[Chart and figure data]
————————
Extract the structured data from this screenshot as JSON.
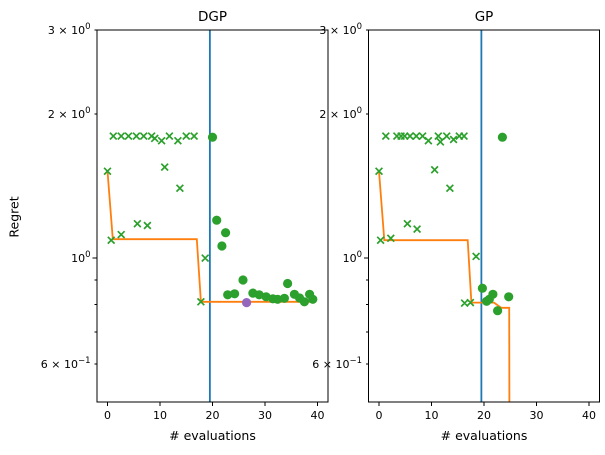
{
  "figure": {
    "ylabel": "Regret",
    "background": "#ffffff",
    "text_color": "#000000",
    "axis_color": "#000000",
    "colors": {
      "vline_blue": "#1f77b4",
      "regret_orange": "#ff7f0e",
      "scatter_green": "#2ca02c",
      "incumbent_purple": "#9467bd"
    },
    "x_ticks": [
      {
        "value": 0,
        "label": "0"
      },
      {
        "value": 10,
        "label": "10"
      },
      {
        "value": 20,
        "label": "20"
      },
      {
        "value": 30,
        "label": "30"
      },
      {
        "value": 40,
        "label": "40"
      }
    ],
    "y_ticks": [
      {
        "value": 3.0,
        "base": "3 × 10",
        "exp": "0",
        "major": false
      },
      {
        "value": 2.0,
        "base": "2 × 10",
        "exp": "0",
        "major": false
      },
      {
        "value": 1.0,
        "base": "10",
        "exp": "0",
        "major": true
      },
      {
        "value": 0.9,
        "major": false
      },
      {
        "value": 0.8,
        "major": false
      },
      {
        "value": 0.7,
        "major": false
      },
      {
        "value": 0.6,
        "base": "6 × 10",
        "exp": "−1",
        "major": false
      }
    ]
  },
  "chart_data": [
    {
      "type": "scatter",
      "title": "DGP",
      "xlabel": "# evaluations",
      "ylabel": "Regret",
      "yscale": "log",
      "xlim": [
        -2,
        42
      ],
      "ylim": [
        0.5,
        3.0
      ],
      "grid": false,
      "legend": "none",
      "vline": {
        "x": 19.5,
        "color": "#1f77b4"
      },
      "series": [
        {
          "name": "best-regret-line",
          "kind": "line",
          "color": "#ff7f0e",
          "points": [
            [
              0,
              1.52
            ],
            [
              1,
              1.095
            ],
            [
              17,
              1.095
            ],
            [
              17.8,
              0.81
            ],
            [
              39.5,
              0.81
            ]
          ]
        },
        {
          "name": "incumbent-marker",
          "kind": "circle",
          "color": "#9467bd",
          "points": [
            [
              26.5,
              0.807
            ]
          ]
        },
        {
          "name": "initial-evaluations-x",
          "kind": "x",
          "color": "#2ca02c",
          "points": [
            [
              0,
              1.52
            ],
            [
              1.1,
              1.8
            ],
            [
              2.6,
              1.8
            ],
            [
              4.0,
              1.8
            ],
            [
              5.5,
              1.8
            ],
            [
              6.9,
              1.8
            ],
            [
              8.4,
              1.8
            ],
            [
              9.0,
              1.78
            ],
            [
              10.3,
              1.76
            ],
            [
              11.8,
              1.8
            ],
            [
              13.4,
              1.76
            ],
            [
              15.0,
              1.8
            ],
            [
              16.5,
              1.8
            ],
            [
              0.7,
              1.09
            ],
            [
              2.6,
              1.12
            ],
            [
              5.7,
              1.18
            ],
            [
              7.6,
              1.17
            ],
            [
              10.9,
              1.55
            ],
            [
              13.8,
              1.4
            ],
            [
              17.8,
              0.81
            ],
            [
              18.6,
              1.0
            ]
          ]
        },
        {
          "name": "bo-evaluations-circles",
          "kind": "circle",
          "color": "#2ca02c",
          "points": [
            [
              20,
              1.79
            ],
            [
              20.8,
              1.2
            ],
            [
              22.5,
              1.13
            ],
            [
              21.8,
              1.06
            ],
            [
              25.8,
              0.9
            ],
            [
              22.9,
              0.838
            ],
            [
              24.2,
              0.842
            ],
            [
              27.7,
              0.845
            ],
            [
              28.9,
              0.838
            ],
            [
              30.2,
              0.83
            ],
            [
              31.5,
              0.822
            ],
            [
              32.4,
              0.82
            ],
            [
              33.7,
              0.824
            ],
            [
              34.3,
              0.885
            ],
            [
              35.6,
              0.84
            ],
            [
              36.6,
              0.825
            ],
            [
              37.5,
              0.81
            ],
            [
              38.5,
              0.84
            ],
            [
              39.1,
              0.82
            ]
          ]
        }
      ]
    },
    {
      "type": "scatter",
      "title": "GP",
      "xlabel": "# evaluations",
      "ylabel": "Regret",
      "yscale": "log",
      "xlim": [
        -2,
        42
      ],
      "ylim": [
        0.5,
        3.0
      ],
      "grid": false,
      "legend": "none",
      "vline": {
        "x": 19.5,
        "color": "#1f77b4"
      },
      "series": [
        {
          "name": "best-regret-line",
          "kind": "line",
          "color": "#ff7f0e",
          "points": [
            [
              0,
              1.52
            ],
            [
              1,
              1.09
            ],
            [
              16.9,
              1.09
            ],
            [
              17.6,
              0.807
            ],
            [
              21.9,
              0.807
            ],
            [
              23.3,
              0.787
            ],
            [
              24.8,
              0.787
            ],
            [
              24.85,
              0.4
            ]
          ]
        },
        {
          "name": "initial-evaluations-x",
          "kind": "x",
          "color": "#2ca02c",
          "points": [
            [
              0,
              1.52
            ],
            [
              1.3,
              1.8
            ],
            [
              3.4,
              1.8
            ],
            [
              4.2,
              1.8
            ],
            [
              4.9,
              1.8
            ],
            [
              5.9,
              1.8
            ],
            [
              7.1,
              1.8
            ],
            [
              8.3,
              1.8
            ],
            [
              9.4,
              1.76
            ],
            [
              11.3,
              1.8
            ],
            [
              11.7,
              1.75
            ],
            [
              12.9,
              1.8
            ],
            [
              14.2,
              1.77
            ],
            [
              15.3,
              1.8
            ],
            [
              16.2,
              1.8
            ],
            [
              0.3,
              1.09
            ],
            [
              2.25,
              1.1
            ],
            [
              5.4,
              1.18
            ],
            [
              7.25,
              1.15
            ],
            [
              10.6,
              1.53
            ],
            [
              13.5,
              1.4
            ],
            [
              16.3,
              0.805
            ],
            [
              17.4,
              0.807
            ],
            [
              18.5,
              1.008
            ]
          ]
        },
        {
          "name": "bo-evaluations-circles",
          "kind": "circle",
          "color": "#2ca02c",
          "points": [
            [
              23.5,
              1.79
            ],
            [
              19.7,
              0.865
            ],
            [
              21.0,
              0.82
            ],
            [
              21.7,
              0.84
            ],
            [
              20.5,
              0.812
            ],
            [
              24.7,
              0.83
            ],
            [
              22.6,
              0.776
            ]
          ]
        }
      ]
    }
  ]
}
————————
Quote the full listing above word for word; exclude every picture from the copy.

Extract the structured data from this screenshot as JSON.
{
  "figure": {
    "ylabel": "Regret",
    "background": "#ffffff",
    "text_color": "#000000",
    "axis_color": "#000000",
    "colors": {
      "vline_blue": "#1f77b4",
      "regret_orange": "#ff7f0e",
      "scatter_green": "#2ca02c",
      "incumbent_purple": "#9467bd"
    },
    "x_ticks": [
      {
        "value": 0,
        "label": "0"
      },
      {
        "value": 10,
        "label": "10"
      },
      {
        "value": 20,
        "label": "20"
      },
      {
        "value": 30,
        "label": "30"
      },
      {
        "value": 40,
        "label": "40"
      }
    ],
    "y_ticks": [
      {
        "value": 3.0,
        "base": "3 × 10",
        "exp": "0",
        "major": false
      },
      {
        "value": 2.0,
        "base": "2 × 10",
        "exp": "0",
        "major": false
      },
      {
        "value": 1.0,
        "base": "10",
        "exp": "0",
        "major": true
      },
      {
        "value": 0.9,
        "major": false
      },
      {
        "value": 0.8,
        "major": false
      },
      {
        "value": 0.7,
        "major": false
      },
      {
        "value": 0.6,
        "base": "6 × 10",
        "exp": "−1",
        "major": false
      }
    ]
  },
  "chart_data": [
    {
      "type": "scatter",
      "title": "DGP",
      "xlabel": "# evaluations",
      "ylabel": "Regret",
      "yscale": "log",
      "xlim": [
        -2,
        42
      ],
      "ylim": [
        0.5,
        3.0
      ],
      "grid": false,
      "legend": "none",
      "vline": {
        "x": 19.5,
        "color": "#1f77b4"
      },
      "series": [
        {
          "name": "best-regret-line",
          "kind": "line",
          "color": "#ff7f0e",
          "points": [
            [
              0,
              1.52
            ],
            [
              1,
              1.095
            ],
            [
              17,
              1.095
            ],
            [
              17.8,
              0.81
            ],
            [
              39.5,
              0.81
            ]
          ]
        },
        {
          "name": "incumbent-marker",
          "kind": "circle",
          "color": "#9467bd",
          "points": [
            [
              26.5,
              0.807
            ]
          ]
        },
        {
          "name": "initial-evaluations-x",
          "kind": "x",
          "color": "#2ca02c",
          "points": [
            [
              0,
              1.52
            ],
            [
              1.1,
              1.8
            ],
            [
              2.6,
              1.8
            ],
            [
              4.0,
              1.8
            ],
            [
              5.5,
              1.8
            ],
            [
              6.9,
              1.8
            ],
            [
              8.4,
              1.8
            ],
            [
              9.0,
              1.78
            ],
            [
              10.3,
              1.76
            ],
            [
              11.8,
              1.8
            ],
            [
              13.4,
              1.76
            ],
            [
              15.0,
              1.8
            ],
            [
              16.5,
              1.8
            ],
            [
              0.7,
              1.09
            ],
            [
              2.6,
              1.12
            ],
            [
              5.7,
              1.18
            ],
            [
              7.6,
              1.17
            ],
            [
              10.9,
              1.55
            ],
            [
              13.8,
              1.4
            ],
            [
              17.8,
              0.81
            ],
            [
              18.6,
              1.0
            ]
          ]
        },
        {
          "name": "bo-evaluations-circles",
          "kind": "circle",
          "color": "#2ca02c",
          "points": [
            [
              20,
              1.79
            ],
            [
              20.8,
              1.2
            ],
            [
              22.5,
              1.13
            ],
            [
              21.8,
              1.06
            ],
            [
              25.8,
              0.9
            ],
            [
              22.9,
              0.838
            ],
            [
              24.2,
              0.842
            ],
            [
              27.7,
              0.845
            ],
            [
              28.9,
              0.838
            ],
            [
              30.2,
              0.83
            ],
            [
              31.5,
              0.822
            ],
            [
              32.4,
              0.82
            ],
            [
              33.7,
              0.824
            ],
            [
              34.3,
              0.885
            ],
            [
              35.6,
              0.84
            ],
            [
              36.6,
              0.825
            ],
            [
              37.5,
              0.81
            ],
            [
              38.5,
              0.84
            ],
            [
              39.1,
              0.82
            ]
          ]
        }
      ]
    },
    {
      "type": "scatter",
      "title": "GP",
      "xlabel": "# evaluations",
      "ylabel": "Regret",
      "yscale": "log",
      "xlim": [
        -2,
        42
      ],
      "ylim": [
        0.5,
        3.0
      ],
      "grid": false,
      "legend": "none",
      "vline": {
        "x": 19.5,
        "color": "#1f77b4"
      },
      "series": [
        {
          "name": "best-regret-line",
          "kind": "line",
          "color": "#ff7f0e",
          "points": [
            [
              0,
              1.52
            ],
            [
              1,
              1.09
            ],
            [
              16.9,
              1.09
            ],
            [
              17.6,
              0.807
            ],
            [
              21.9,
              0.807
            ],
            [
              23.3,
              0.787
            ],
            [
              24.8,
              0.787
            ],
            [
              24.85,
              0.4
            ]
          ]
        },
        {
          "name": "initial-evaluations-x",
          "kind": "x",
          "color": "#2ca02c",
          "points": [
            [
              0,
              1.52
            ],
            [
              1.3,
              1.8
            ],
            [
              3.4,
              1.8
            ],
            [
              4.2,
              1.8
            ],
            [
              4.9,
              1.8
            ],
            [
              5.9,
              1.8
            ],
            [
              7.1,
              1.8
            ],
            [
              8.3,
              1.8
            ],
            [
              9.4,
              1.76
            ],
            [
              11.3,
              1.8
            ],
            [
              11.7,
              1.75
            ],
            [
              12.9,
              1.8
            ],
            [
              14.2,
              1.77
            ],
            [
              15.3,
              1.8
            ],
            [
              16.2,
              1.8
            ],
            [
              0.3,
              1.09
            ],
            [
              2.25,
              1.1
            ],
            [
              5.4,
              1.18
            ],
            [
              7.25,
              1.15
            ],
            [
              10.6,
              1.53
            ],
            [
              13.5,
              1.4
            ],
            [
              16.3,
              0.805
            ],
            [
              17.4,
              0.807
            ],
            [
              18.5,
              1.008
            ]
          ]
        },
        {
          "name": "bo-evaluations-circles",
          "kind": "circle",
          "color": "#2ca02c",
          "points": [
            [
              23.5,
              1.79
            ],
            [
              19.7,
              0.865
            ],
            [
              21.0,
              0.82
            ],
            [
              21.7,
              0.84
            ],
            [
              20.5,
              0.812
            ],
            [
              24.7,
              0.83
            ],
            [
              22.6,
              0.776
            ]
          ]
        }
      ]
    }
  ]
}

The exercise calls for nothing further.